> [Required task A]: Retype the part of the firebrat care thread between "Has anyone had" and "provide a link?", inclusive.
> [Required task B]:
Do these statements agree with the firebrat care thread? Answer yes or no for each, quoting the words of the thread that decide it.
(i) Heika keeps the firebrats in gallon-sized glass jars.
(ii) Heika fills the jars completely with shredded brown paper.
(iii) Heika's firebrats produce enough to serve as more than a supplemental feeder.

# Firebrat care



## FrankWilliams (Apr 10, 2004)

Has anyone had any success culturing firebrats? If so what are you doing to keep them 90 degrees or so. I have the PBS Live Food book, but would like to see what people over here are doing to culture them. Thanks.


----------



## Heika (Oct 14, 2006)

I am not familiar with the PBS livefood book, can you provide a link?

I keep a few cultures of producing firebrats. I keep them at the 90+ degree range by using heat tape controlled with dimmer switches on the outside of gallon sized glass jars. A good thing about the glass jars is that they can't climb out if you don't fill the jar with substrate. I keep an inch or two of charcoal on the bottom of the jar with water.. more charcoal than water level. This keeps the humidity about right. I place a circle of screen over the charcoal and water, and then fill the jar up to about 3/4 of the way with shredded brown paper. The jars I use have plastic threaded lids, and I cut out the center on them and used a glue gun to cover the hole with screen for ventilation. I feed mine a tiny bit of oats or cream of wheat every few days.. I don't put in a whole lot at a time because I don't want it to mold. I supplement once a week or so with some fish food in the cultures that I don't plan on feeding out right away. To add water, I just push the paper to one side and put some more in without getting the paper wet. To feed, I push the paper to one side, shake the jar and the paper until some fall loose from the paper to the space that I have made, and then slide them out of the jar into a cup where I can dust them before feeding. Mine are fairly productive.. it goes in spurts. Not many people keep them, so it is all trial and error. I feed mine to leaf chameleons.. mine don't produce enough to be more than a supplemental feeder, but they love them.

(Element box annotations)
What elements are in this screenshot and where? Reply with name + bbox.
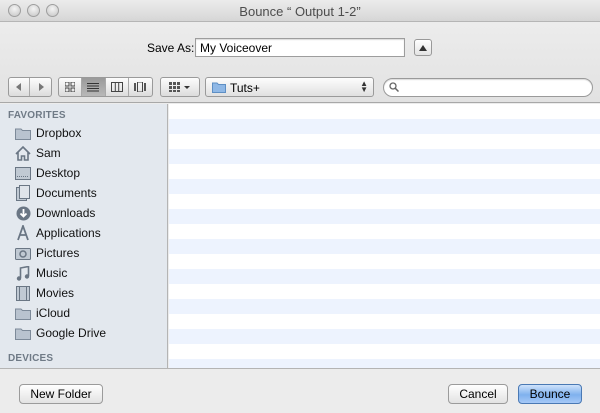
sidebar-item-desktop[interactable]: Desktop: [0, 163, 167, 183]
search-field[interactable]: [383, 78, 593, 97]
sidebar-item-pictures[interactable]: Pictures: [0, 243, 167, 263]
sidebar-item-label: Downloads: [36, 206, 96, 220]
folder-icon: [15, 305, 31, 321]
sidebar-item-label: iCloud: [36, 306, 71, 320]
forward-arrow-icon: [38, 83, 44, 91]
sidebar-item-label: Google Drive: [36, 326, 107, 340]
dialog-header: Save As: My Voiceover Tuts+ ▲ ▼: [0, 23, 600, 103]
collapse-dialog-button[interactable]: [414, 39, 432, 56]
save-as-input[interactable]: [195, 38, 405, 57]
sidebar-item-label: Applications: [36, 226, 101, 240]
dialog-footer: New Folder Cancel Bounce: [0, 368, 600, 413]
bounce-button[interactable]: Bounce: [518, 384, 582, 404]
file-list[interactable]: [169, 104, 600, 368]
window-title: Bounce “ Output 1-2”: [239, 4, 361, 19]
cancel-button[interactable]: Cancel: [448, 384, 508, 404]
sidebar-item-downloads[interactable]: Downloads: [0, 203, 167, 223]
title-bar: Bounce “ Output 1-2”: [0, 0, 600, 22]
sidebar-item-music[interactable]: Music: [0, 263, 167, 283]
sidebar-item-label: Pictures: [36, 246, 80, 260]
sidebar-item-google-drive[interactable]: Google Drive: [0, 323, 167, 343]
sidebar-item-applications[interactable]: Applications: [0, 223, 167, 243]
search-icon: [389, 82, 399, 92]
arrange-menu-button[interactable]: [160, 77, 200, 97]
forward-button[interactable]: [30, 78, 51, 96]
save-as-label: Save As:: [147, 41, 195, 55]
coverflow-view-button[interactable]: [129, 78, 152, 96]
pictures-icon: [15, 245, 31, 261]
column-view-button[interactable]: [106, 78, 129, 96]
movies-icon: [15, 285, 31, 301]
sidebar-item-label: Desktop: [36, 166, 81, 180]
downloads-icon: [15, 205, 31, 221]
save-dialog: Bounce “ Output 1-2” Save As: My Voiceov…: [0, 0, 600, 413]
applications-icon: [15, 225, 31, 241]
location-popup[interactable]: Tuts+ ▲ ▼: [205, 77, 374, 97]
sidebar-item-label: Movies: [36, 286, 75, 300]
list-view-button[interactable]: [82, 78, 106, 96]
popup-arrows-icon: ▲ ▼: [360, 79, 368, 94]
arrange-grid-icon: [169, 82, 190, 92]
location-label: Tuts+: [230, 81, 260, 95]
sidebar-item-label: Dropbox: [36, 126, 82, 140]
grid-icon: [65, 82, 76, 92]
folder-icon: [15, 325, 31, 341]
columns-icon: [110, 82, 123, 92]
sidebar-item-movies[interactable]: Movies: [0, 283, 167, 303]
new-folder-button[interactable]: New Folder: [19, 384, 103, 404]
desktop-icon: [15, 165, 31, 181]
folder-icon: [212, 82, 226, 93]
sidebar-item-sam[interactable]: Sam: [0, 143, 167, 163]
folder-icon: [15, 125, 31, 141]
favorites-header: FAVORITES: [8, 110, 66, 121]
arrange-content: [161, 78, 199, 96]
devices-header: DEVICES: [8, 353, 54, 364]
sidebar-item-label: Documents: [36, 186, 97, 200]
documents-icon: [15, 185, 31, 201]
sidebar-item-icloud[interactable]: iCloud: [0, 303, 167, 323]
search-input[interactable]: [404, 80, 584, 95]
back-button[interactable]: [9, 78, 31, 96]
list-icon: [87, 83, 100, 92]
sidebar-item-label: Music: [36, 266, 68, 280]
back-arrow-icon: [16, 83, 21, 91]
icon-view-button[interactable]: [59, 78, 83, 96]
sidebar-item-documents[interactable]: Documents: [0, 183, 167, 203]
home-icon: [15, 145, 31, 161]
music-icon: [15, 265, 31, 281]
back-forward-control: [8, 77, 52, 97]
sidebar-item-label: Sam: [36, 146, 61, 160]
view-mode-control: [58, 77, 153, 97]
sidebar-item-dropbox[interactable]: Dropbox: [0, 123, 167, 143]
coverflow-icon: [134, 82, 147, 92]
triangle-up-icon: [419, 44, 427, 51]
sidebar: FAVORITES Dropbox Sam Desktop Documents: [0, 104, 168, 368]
* * *
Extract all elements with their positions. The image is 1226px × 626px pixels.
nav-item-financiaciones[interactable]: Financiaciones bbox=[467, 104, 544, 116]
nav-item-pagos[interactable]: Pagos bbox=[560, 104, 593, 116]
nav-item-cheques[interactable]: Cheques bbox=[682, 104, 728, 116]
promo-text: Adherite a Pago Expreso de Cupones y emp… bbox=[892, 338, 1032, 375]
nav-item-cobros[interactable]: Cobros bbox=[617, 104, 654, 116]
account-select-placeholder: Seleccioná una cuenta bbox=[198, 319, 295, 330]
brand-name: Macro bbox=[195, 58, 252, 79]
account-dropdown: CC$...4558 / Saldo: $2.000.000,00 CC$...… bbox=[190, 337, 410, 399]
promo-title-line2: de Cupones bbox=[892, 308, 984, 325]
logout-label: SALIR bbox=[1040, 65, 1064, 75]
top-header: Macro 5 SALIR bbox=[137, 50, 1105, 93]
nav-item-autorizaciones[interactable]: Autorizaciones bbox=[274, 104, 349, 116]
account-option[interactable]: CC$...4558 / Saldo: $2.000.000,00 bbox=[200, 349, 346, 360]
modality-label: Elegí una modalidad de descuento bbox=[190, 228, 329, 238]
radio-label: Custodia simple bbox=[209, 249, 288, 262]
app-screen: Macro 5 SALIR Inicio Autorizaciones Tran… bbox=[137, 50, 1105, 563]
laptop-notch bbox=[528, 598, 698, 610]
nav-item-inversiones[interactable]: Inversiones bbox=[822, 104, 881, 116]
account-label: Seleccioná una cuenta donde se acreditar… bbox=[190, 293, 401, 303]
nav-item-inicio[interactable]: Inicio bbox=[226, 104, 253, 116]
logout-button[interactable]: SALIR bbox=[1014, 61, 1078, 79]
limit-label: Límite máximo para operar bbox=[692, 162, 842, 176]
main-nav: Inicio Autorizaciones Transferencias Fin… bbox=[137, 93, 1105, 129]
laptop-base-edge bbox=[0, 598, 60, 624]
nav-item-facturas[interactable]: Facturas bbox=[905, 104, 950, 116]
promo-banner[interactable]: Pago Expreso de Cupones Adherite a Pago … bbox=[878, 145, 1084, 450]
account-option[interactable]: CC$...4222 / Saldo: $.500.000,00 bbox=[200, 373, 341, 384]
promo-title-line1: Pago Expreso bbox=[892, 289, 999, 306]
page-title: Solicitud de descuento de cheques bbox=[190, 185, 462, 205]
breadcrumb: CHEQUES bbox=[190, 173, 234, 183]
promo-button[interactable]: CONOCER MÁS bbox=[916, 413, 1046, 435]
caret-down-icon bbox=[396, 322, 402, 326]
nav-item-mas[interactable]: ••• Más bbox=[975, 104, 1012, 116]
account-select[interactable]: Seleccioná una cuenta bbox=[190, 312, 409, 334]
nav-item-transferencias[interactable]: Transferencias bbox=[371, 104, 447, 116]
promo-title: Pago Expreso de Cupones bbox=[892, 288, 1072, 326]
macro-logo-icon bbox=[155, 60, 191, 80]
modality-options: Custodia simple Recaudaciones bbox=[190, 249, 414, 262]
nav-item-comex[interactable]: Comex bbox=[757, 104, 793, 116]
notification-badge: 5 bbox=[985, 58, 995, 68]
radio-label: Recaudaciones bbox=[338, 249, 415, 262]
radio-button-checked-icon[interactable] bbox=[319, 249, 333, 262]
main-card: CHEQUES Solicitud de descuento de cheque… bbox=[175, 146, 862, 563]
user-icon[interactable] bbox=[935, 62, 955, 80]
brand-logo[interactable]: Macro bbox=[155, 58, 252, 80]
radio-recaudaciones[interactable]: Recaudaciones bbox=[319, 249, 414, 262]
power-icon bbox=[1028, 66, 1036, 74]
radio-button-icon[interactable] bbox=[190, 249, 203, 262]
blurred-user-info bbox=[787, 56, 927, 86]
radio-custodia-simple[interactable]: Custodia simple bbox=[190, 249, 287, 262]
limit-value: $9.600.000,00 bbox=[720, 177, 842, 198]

> [Result A]:
Has anyone had any success culturing firebrats? If so what are you doing to keep them 90 degrees or so. I have the PBS Live Food book, but would like to see what people over here are doing to culture them. Thanks.


----------



## Heika (Oct 14, 2006)

I am not familiar with the PBS livefood book, can you provide a link?

> [Result B]:
(i) Yes: "using heat tape controlled with dimmer switches on the outside of gallon sized glass jars"
(ii) No: "fill the jar up to about 3/4 of the way with shredded brown paper"
(iii) No: "mine don't produce enough to be more than a supplemental feeder"